* REQUIRED WORK: Below is a listing to write out in full, exactly as given, without its pictures.

====== MATERIAL PROVIDED ======

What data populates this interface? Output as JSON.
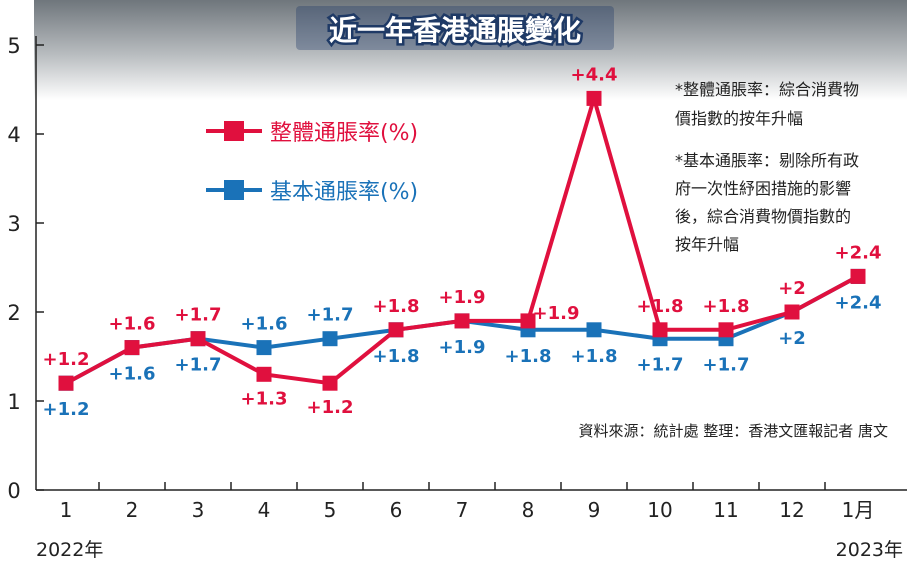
{
  "title": "近一年香港通脹變化",
  "note_headline": "*整體通脹率：綜合消費物價指數的按年升幅",
  "note_headline_lines": [
    "*整體通脹率：綜合消費物",
    "價指數的按年升幅"
  ],
  "note_core": "*基本通脹率：剔除所有政府一次性紓困措施的影響後，綜合消費物價指數的按年升幅",
  "note_core_lines": [
    "*基本通脹率：剔除所有政",
    "府一次性紓困措施的影響",
    "後，綜合消費物價指數的",
    "按年升幅"
  ],
  "source": "資料來源：統計處 整理：香港文匯報記者 唐文",
  "year_start": "2022年",
  "year_end": "2023年",
  "colors": {
    "headline": "#e0103e",
    "core": "#1a72b8",
    "axis": "#222222",
    "photo_band": "#8a8f94"
  },
  "chart_data": {
    "type": "line",
    "categories": [
      "1",
      "2",
      "3",
      "4",
      "5",
      "6",
      "7",
      "8",
      "9",
      "10",
      "11",
      "12",
      "1月"
    ],
    "ylim": [
      0,
      5
    ],
    "yticks": [
      "0",
      "1",
      "2",
      "3",
      "4",
      "5"
    ],
    "grid": false,
    "legend_position": "upper-left",
    "series": [
      {
        "name": "整體通脹率(%)",
        "color": "#e0103e",
        "values": [
          1.2,
          1.6,
          1.7,
          1.3,
          1.2,
          1.8,
          1.9,
          1.9,
          4.4,
          1.8,
          1.8,
          2.0,
          2.4
        ],
        "labels": [
          "+1.2",
          "+1.6",
          "+1.7",
          "+1.3",
          "+1.2",
          "+1.8",
          "+1.9",
          "+1.9",
          "+4.4",
          "+1.8",
          "+1.8",
          "+2",
          "+2.4"
        ]
      },
      {
        "name": "基本通脹率(%)",
        "color": "#1a72b8",
        "values": [
          1.2,
          1.6,
          1.7,
          1.6,
          1.7,
          1.8,
          1.9,
          1.8,
          1.8,
          1.7,
          1.7,
          2.0,
          2.4
        ],
        "labels": [
          "+1.2",
          "+1.6",
          "+1.7",
          "+1.6",
          "+1.7",
          "+1.8",
          "+1.9",
          "+1.8",
          "+1.8",
          "+1.7",
          "+1.7",
          "+2",
          "+2.4"
        ]
      }
    ]
  }
}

======

* THE OUTPUT:
What data populates this interface? Output as JSON.
{
  "title": "近一年香港通脹變化",
  "note_headline": "*整體通脹率：綜合消費物價指數的按年升幅",
  "note_headline_lines": [
    "*整體通脹率：綜合消費物",
    "價指數的按年升幅"
  ],
  "note_core": "*基本通脹率：剔除所有政府一次性紓困措施的影響後，綜合消費物價指數的按年升幅",
  "note_core_lines": [
    "*基本通脹率：剔除所有政",
    "府一次性紓困措施的影響",
    "後，綜合消費物價指數的",
    "按年升幅"
  ],
  "source": "資料來源：統計處 整理：香港文匯報記者 唐文",
  "year_start": "2022年",
  "year_end": "2023年",
  "colors": {
    "headline": "#e0103e",
    "core": "#1a72b8",
    "axis": "#222222",
    "photo_band": "#8a8f94"
  },
  "chart_data": {
    "type": "line",
    "categories": [
      "1",
      "2",
      "3",
      "4",
      "5",
      "6",
      "7",
      "8",
      "9",
      "10",
      "11",
      "12",
      "1月"
    ],
    "ylim": [
      0,
      5
    ],
    "yticks": [
      "0",
      "1",
      "2",
      "3",
      "4",
      "5"
    ],
    "grid": false,
    "legend_position": "upper-left",
    "series": [
      {
        "name": "整體通脹率(%)",
        "color": "#e0103e",
        "values": [
          1.2,
          1.6,
          1.7,
          1.3,
          1.2,
          1.8,
          1.9,
          1.9,
          4.4,
          1.8,
          1.8,
          2.0,
          2.4
        ],
        "labels": [
          "+1.2",
          "+1.6",
          "+1.7",
          "+1.3",
          "+1.2",
          "+1.8",
          "+1.9",
          "+1.9",
          "+4.4",
          "+1.8",
          "+1.8",
          "+2",
          "+2.4"
        ]
      },
      {
        "name": "基本通脹率(%)",
        "color": "#1a72b8",
        "values": [
          1.2,
          1.6,
          1.7,
          1.6,
          1.7,
          1.8,
          1.9,
          1.8,
          1.8,
          1.7,
          1.7,
          2.0,
          2.4
        ],
        "labels": [
          "+1.2",
          "+1.6",
          "+1.7",
          "+1.6",
          "+1.7",
          "+1.8",
          "+1.9",
          "+1.8",
          "+1.8",
          "+1.7",
          "+1.7",
          "+2",
          "+2.4"
        ]
      }
    ]
  }
}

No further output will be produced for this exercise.